*About this task*:
Copy out each line of the listing below in which the string "Prakiraan" occurs.

*Information provided*:
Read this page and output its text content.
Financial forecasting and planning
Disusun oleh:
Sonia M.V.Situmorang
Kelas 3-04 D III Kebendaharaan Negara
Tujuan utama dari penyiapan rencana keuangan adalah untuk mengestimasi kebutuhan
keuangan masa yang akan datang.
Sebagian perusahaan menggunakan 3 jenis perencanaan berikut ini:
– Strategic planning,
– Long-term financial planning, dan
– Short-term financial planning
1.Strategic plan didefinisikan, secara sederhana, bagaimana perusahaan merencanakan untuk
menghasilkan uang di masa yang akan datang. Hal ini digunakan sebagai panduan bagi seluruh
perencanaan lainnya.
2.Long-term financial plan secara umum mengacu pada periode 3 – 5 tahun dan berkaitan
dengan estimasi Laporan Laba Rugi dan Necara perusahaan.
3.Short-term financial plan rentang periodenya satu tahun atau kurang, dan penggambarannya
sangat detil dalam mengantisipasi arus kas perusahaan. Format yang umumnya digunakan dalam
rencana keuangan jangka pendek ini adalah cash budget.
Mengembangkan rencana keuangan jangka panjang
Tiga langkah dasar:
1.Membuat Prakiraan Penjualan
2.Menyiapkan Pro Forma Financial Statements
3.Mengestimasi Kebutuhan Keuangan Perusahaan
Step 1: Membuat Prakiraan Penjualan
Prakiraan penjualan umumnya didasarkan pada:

*Output of the exercise*:
1.Membuat Prakiraan Penjualan
Step 1: Membuat Prakiraan Penjualan
Prakiraan penjualan umumnya didasarkan pada:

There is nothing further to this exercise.